# The request:
Below are entries to be transcribed exactly; exclude the pictures from the copy.

+===+

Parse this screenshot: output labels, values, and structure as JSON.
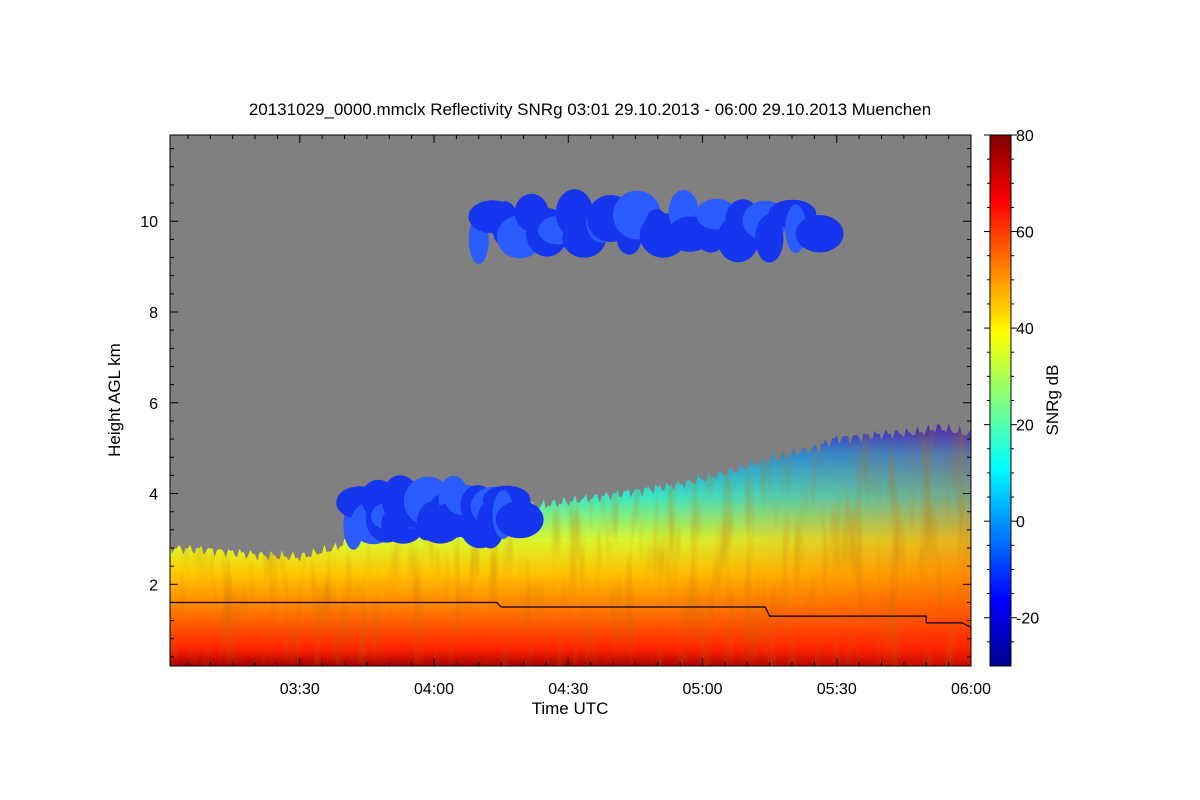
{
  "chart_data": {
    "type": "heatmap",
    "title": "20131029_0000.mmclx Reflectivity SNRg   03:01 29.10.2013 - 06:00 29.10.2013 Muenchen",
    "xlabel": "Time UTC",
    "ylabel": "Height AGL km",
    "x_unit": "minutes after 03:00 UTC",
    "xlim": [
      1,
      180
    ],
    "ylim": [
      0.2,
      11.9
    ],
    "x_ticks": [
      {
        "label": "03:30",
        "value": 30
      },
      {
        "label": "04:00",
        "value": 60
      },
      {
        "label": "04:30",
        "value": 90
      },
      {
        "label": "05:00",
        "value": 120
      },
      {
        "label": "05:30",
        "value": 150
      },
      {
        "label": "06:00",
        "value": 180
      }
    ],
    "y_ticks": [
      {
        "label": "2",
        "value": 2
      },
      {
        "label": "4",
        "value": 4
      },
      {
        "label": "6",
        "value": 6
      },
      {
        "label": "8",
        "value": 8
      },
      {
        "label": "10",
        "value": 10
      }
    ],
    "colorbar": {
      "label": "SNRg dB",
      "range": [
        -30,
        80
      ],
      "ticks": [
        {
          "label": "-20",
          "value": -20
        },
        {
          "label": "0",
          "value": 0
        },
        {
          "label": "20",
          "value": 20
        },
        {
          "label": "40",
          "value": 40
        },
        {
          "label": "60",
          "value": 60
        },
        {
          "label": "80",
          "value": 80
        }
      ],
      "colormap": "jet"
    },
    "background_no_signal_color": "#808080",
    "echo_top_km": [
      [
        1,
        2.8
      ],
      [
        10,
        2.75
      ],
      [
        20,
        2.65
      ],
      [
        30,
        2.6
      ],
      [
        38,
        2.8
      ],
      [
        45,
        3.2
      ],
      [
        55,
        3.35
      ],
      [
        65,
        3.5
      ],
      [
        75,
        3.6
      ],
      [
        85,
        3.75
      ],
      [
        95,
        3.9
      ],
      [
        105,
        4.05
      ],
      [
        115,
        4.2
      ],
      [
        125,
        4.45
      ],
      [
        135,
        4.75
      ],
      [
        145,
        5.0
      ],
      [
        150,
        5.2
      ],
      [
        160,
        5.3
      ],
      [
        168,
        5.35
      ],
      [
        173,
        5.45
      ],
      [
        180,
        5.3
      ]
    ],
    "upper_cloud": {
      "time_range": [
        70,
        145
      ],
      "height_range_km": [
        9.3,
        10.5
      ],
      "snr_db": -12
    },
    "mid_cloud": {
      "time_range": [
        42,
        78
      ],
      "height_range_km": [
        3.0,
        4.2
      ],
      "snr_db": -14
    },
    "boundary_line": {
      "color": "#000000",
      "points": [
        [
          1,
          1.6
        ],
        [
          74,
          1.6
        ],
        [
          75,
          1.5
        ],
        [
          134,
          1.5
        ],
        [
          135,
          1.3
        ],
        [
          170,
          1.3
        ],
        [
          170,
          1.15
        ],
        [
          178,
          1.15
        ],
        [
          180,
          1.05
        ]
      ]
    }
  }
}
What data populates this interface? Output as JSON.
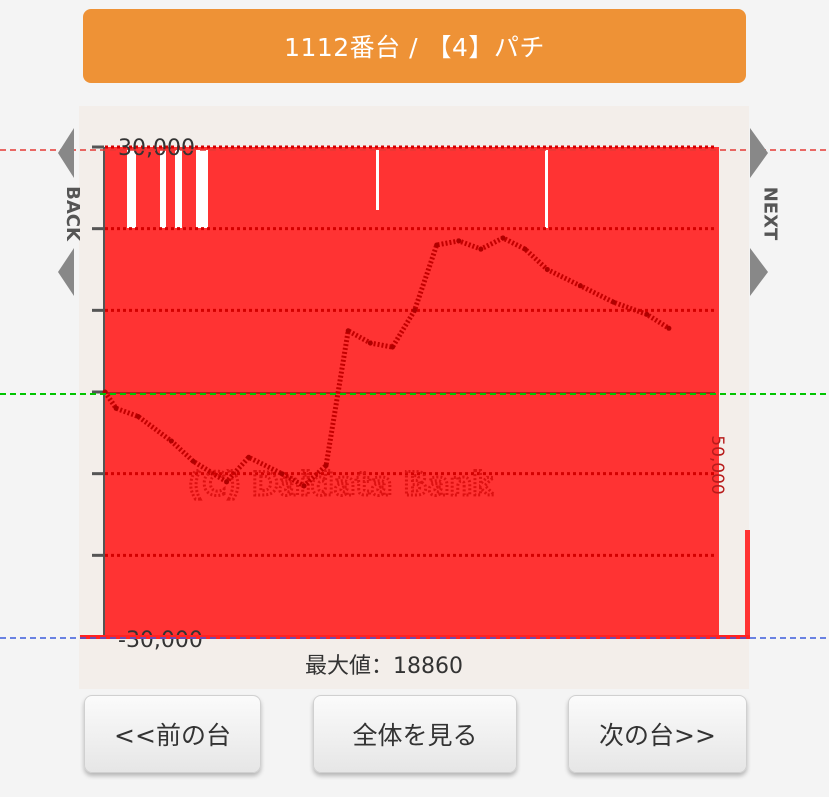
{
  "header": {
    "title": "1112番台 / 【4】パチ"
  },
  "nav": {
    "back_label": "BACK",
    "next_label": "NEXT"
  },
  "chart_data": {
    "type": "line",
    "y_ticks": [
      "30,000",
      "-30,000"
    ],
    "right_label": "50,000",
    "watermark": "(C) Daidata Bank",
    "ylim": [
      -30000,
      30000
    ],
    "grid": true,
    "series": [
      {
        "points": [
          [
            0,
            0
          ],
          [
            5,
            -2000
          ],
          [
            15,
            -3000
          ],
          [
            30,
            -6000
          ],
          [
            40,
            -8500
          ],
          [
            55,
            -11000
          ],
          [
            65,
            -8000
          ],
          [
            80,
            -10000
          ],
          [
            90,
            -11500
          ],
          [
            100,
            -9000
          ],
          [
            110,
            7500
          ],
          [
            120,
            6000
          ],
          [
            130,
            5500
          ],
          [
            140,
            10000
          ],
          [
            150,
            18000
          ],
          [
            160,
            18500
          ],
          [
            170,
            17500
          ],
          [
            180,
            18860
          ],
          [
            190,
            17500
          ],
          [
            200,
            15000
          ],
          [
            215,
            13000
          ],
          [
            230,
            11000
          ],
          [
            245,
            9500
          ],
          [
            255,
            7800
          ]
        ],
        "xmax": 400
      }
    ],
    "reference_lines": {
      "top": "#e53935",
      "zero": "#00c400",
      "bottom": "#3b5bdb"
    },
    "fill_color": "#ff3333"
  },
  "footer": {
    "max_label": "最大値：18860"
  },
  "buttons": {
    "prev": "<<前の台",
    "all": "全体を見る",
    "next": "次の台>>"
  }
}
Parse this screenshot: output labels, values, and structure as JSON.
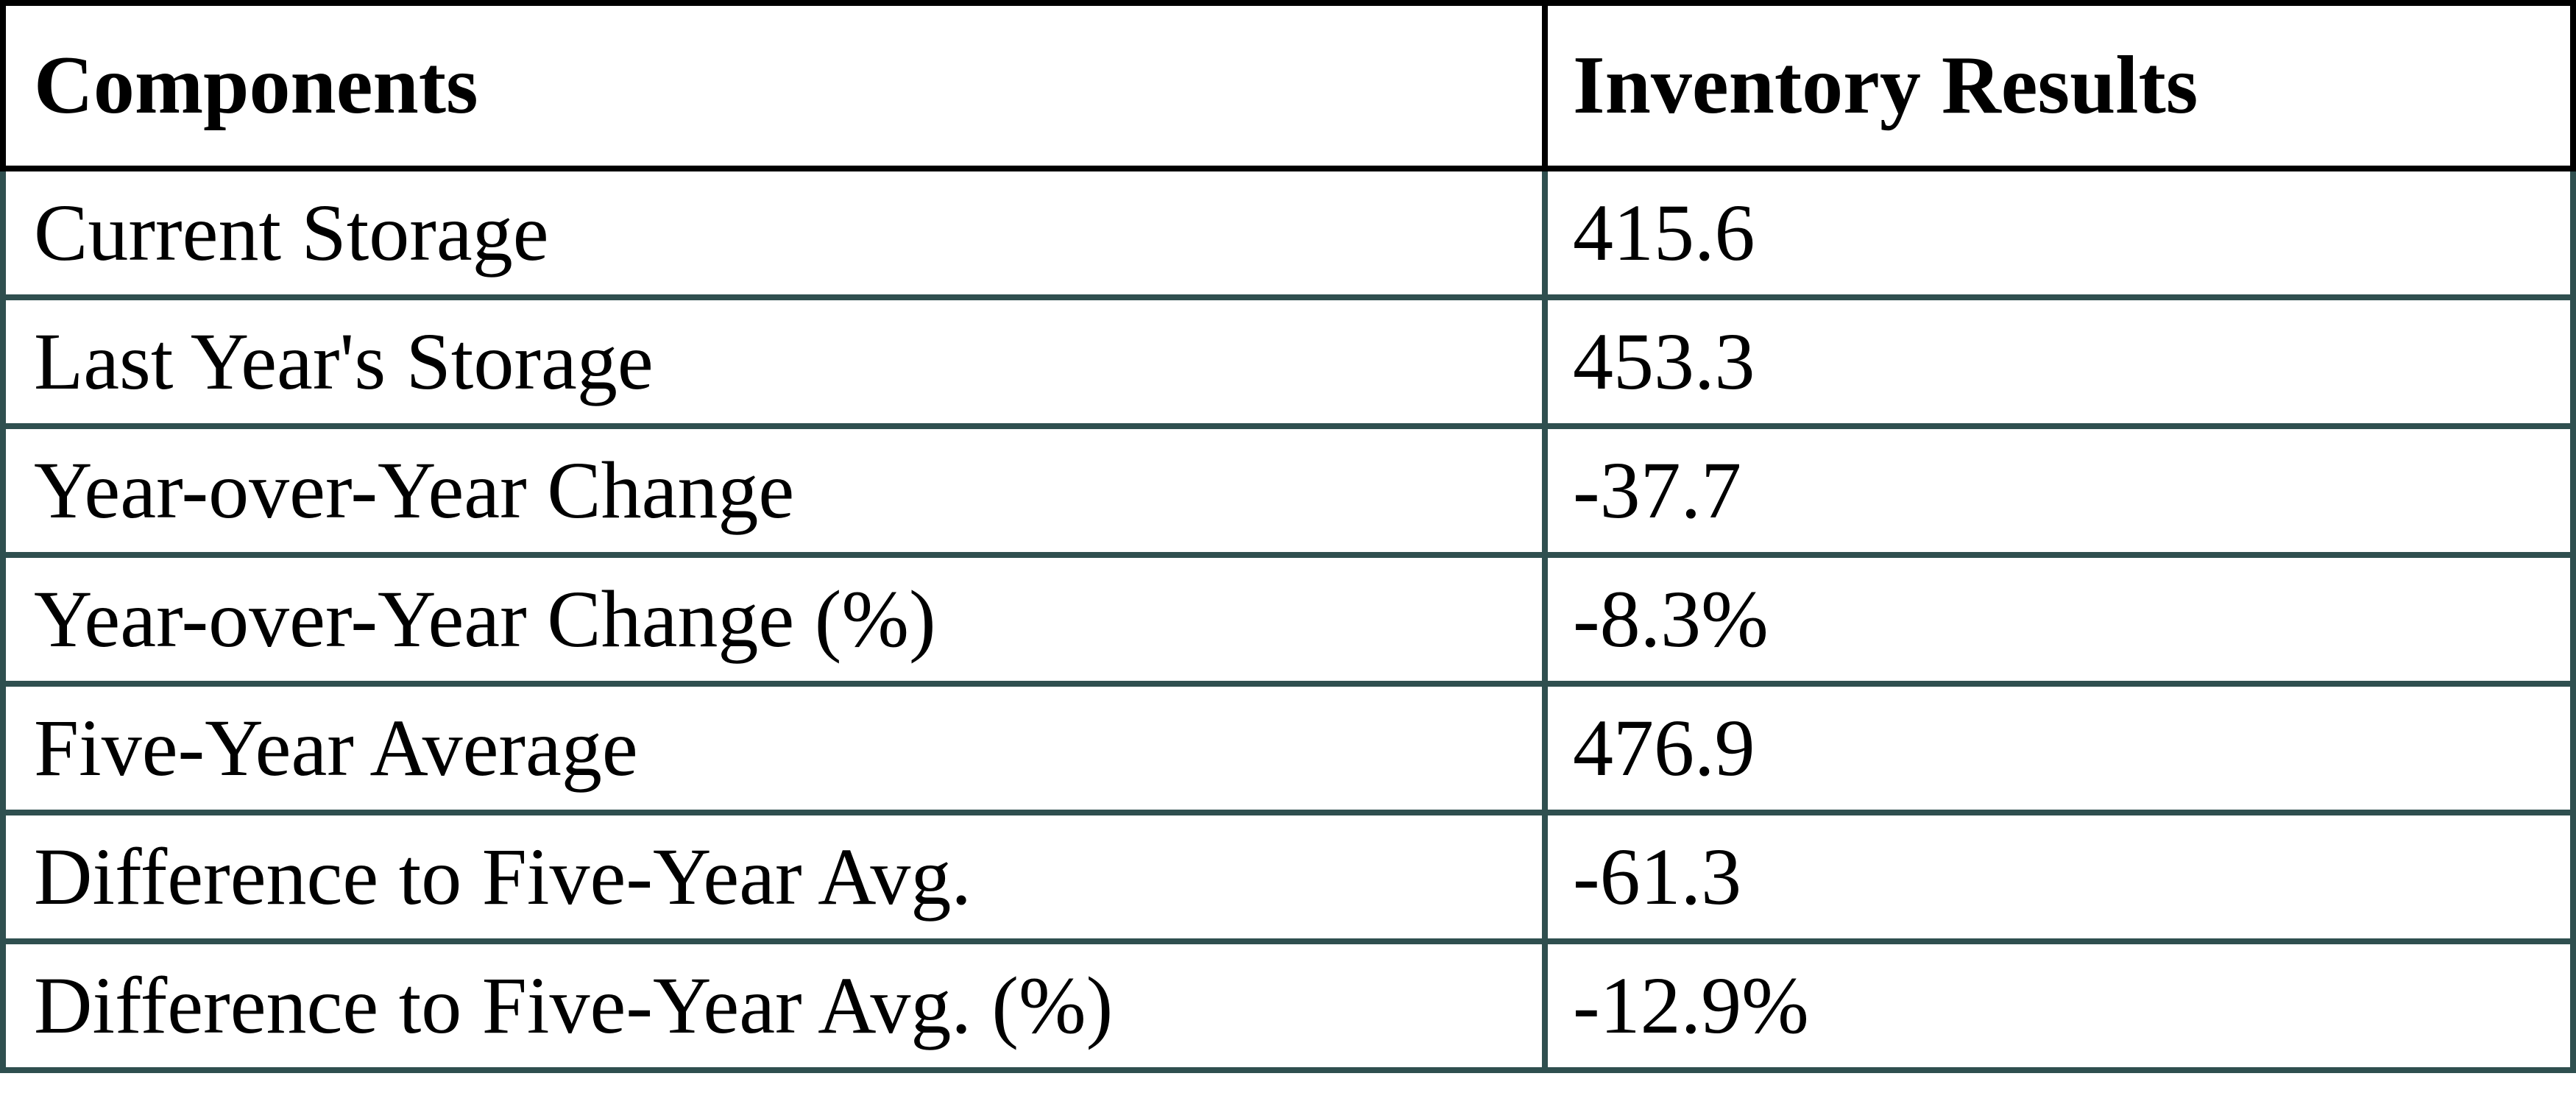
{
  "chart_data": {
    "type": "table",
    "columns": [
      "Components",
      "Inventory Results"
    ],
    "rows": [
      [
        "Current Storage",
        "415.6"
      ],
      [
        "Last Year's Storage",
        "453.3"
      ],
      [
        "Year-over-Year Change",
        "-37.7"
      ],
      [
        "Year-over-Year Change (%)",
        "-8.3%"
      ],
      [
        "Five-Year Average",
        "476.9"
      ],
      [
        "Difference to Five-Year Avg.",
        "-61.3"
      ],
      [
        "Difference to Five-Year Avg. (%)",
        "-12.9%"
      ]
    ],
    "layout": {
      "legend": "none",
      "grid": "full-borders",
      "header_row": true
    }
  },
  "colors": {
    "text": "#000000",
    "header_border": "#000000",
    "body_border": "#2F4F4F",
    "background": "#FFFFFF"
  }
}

+===+

# Expected answer:
Parse this screenshot: output labels, values, and structure as JSON.
{
  "chart_data": {
    "type": "heatmap",
    "title": "20131029_0000.mmclx Reflectivity SNRg   03:01 29.10.2013 - 06:00 29.10.2013 Muenchen",
    "xlabel": "Time UTC",
    "ylabel": "Height AGL km",
    "x_unit": "minutes after 03:00 UTC",
    "xlim": [
      1,
      180
    ],
    "ylim": [
      0.2,
      11.9
    ],
    "x_ticks": [
      {
        "label": "03:30",
        "value": 30
      },
      {
        "label": "04:00",
        "value": 60
      },
      {
        "label": "04:30",
        "value": 90
      },
      {
        "label": "05:00",
        "value": 120
      },
      {
        "label": "05:30",
        "value": 150
      },
      {
        "label": "06:00",
        "value": 180
      }
    ],
    "y_ticks": [
      {
        "label": "2",
        "value": 2
      },
      {
        "label": "4",
        "value": 4
      },
      {
        "label": "6",
        "value": 6
      },
      {
        "label": "8",
        "value": 8
      },
      {
        "label": "10",
        "value": 10
      }
    ],
    "colorbar": {
      "label": "SNRg dB",
      "range": [
        -30,
        80
      ],
      "ticks": [
        {
          "label": "-20",
          "value": -20
        },
        {
          "label": "0",
          "value": 0
        },
        {
          "label": "20",
          "value": 20
        },
        {
          "label": "40",
          "value": 40
        },
        {
          "label": "60",
          "value": 60
        },
        {
          "label": "80",
          "value": 80
        }
      ],
      "colormap": "jet"
    },
    "background_no_signal_color": "#808080",
    "echo_top_km": [
      [
        1,
        2.8
      ],
      [
        10,
        2.75
      ],
      [
        20,
        2.65
      ],
      [
        30,
        2.6
      ],
      [
        38,
        2.8
      ],
      [
        45,
        3.2
      ],
      [
        55,
        3.35
      ],
      [
        65,
        3.5
      ],
      [
        75,
        3.6
      ],
      [
        85,
        3.75
      ],
      [
        95,
        3.9
      ],
      [
        105,
        4.05
      ],
      [
        115,
        4.2
      ],
      [
        125,
        4.45
      ],
      [
        135,
        4.75
      ],
      [
        145,
        5.0
      ],
      [
        150,
        5.2
      ],
      [
        160,
        5.3
      ],
      [
        168,
        5.35
      ],
      [
        173,
        5.45
      ],
      [
        180,
        5.3
      ]
    ],
    "upper_cloud": {
      "time_range": [
        70,
        145
      ],
      "height_range_km": [
        9.3,
        10.5
      ],
      "snr_db": -12
    },
    "mid_cloud": {
      "time_range": [
        42,
        78
      ],
      "height_range_km": [
        3.0,
        4.2
      ],
      "snr_db": -14
    },
    "boundary_line": {
      "color": "#000000",
      "points": [
        [
          1,
          1.6
        ],
        [
          74,
          1.6
        ],
        [
          75,
          1.5
        ],
        [
          134,
          1.5
        ],
        [
          135,
          1.3
        ],
        [
          170,
          1.3
        ],
        [
          170,
          1.15
        ],
        [
          178,
          1.15
        ],
        [
          180,
          1.05
        ]
      ]
    }
  }
}
What data populates this interface? Output as JSON.
{
  "header": {
    "title": "1112番台 / 【4】パチ"
  },
  "nav": {
    "back_label": "BACK",
    "next_label": "NEXT"
  },
  "chart_data": {
    "type": "line",
    "y_ticks": [
      "30,000",
      "-30,000"
    ],
    "right_label": "50,000",
    "watermark": "(C) Daidata Bank",
    "ylim": [
      -30000,
      30000
    ],
    "grid": true,
    "series": [
      {
        "points": [
          [
            0,
            0
          ],
          [
            5,
            -2000
          ],
          [
            15,
            -3000
          ],
          [
            30,
            -6000
          ],
          [
            40,
            -8500
          ],
          [
            55,
            -11000
          ],
          [
            65,
            -8000
          ],
          [
            80,
            -10000
          ],
          [
            90,
            -11500
          ],
          [
            100,
            -9000
          ],
          [
            110,
            7500
          ],
          [
            120,
            6000
          ],
          [
            130,
            5500
          ],
          [
            140,
            10000
          ],
          [
            150,
            18000
          ],
          [
            160,
            18500
          ],
          [
            170,
            17500
          ],
          [
            180,
            18860
          ],
          [
            190,
            17500
          ],
          [
            200,
            15000
          ],
          [
            215,
            13000
          ],
          [
            230,
            11000
          ],
          [
            245,
            9500
          ],
          [
            255,
            7800
          ]
        ],
        "xmax": 400
      }
    ],
    "reference_lines": {
      "top": "#e53935",
      "zero": "#00c400",
      "bottom": "#3b5bdb"
    },
    "fill_color": "#ff3333"
  },
  "footer": {
    "max_label": "最大値：18860"
  },
  "buttons": {
    "prev": "<<前の台",
    "all": "全体を見る",
    "next": "次の台>>"
  }
}
Parse this screenshot: output labels, values, and structure as JSON.
{
  "chart_data": {
    "type": "table",
    "columns": [
      "Components",
      "Inventory Results"
    ],
    "rows": [
      [
        "Current Storage",
        "415.6"
      ],
      [
        "Last Year's Storage",
        "453.3"
      ],
      [
        "Year-over-Year Change",
        "-37.7"
      ],
      [
        "Year-over-Year Change (%)",
        "-8.3%"
      ],
      [
        "Five-Year Average",
        "476.9"
      ],
      [
        "Difference to Five-Year Avg.",
        "-61.3"
      ],
      [
        "Difference to Five-Year Avg. (%)",
        "-12.9%"
      ]
    ],
    "layout": {
      "legend": "none",
      "grid": "full-borders",
      "header_row": true
    }
  },
  "colors": {
    "text": "#000000",
    "header_border": "#000000",
    "body_border": "#2F4F4F",
    "background": "#FFFFFF"
  }
}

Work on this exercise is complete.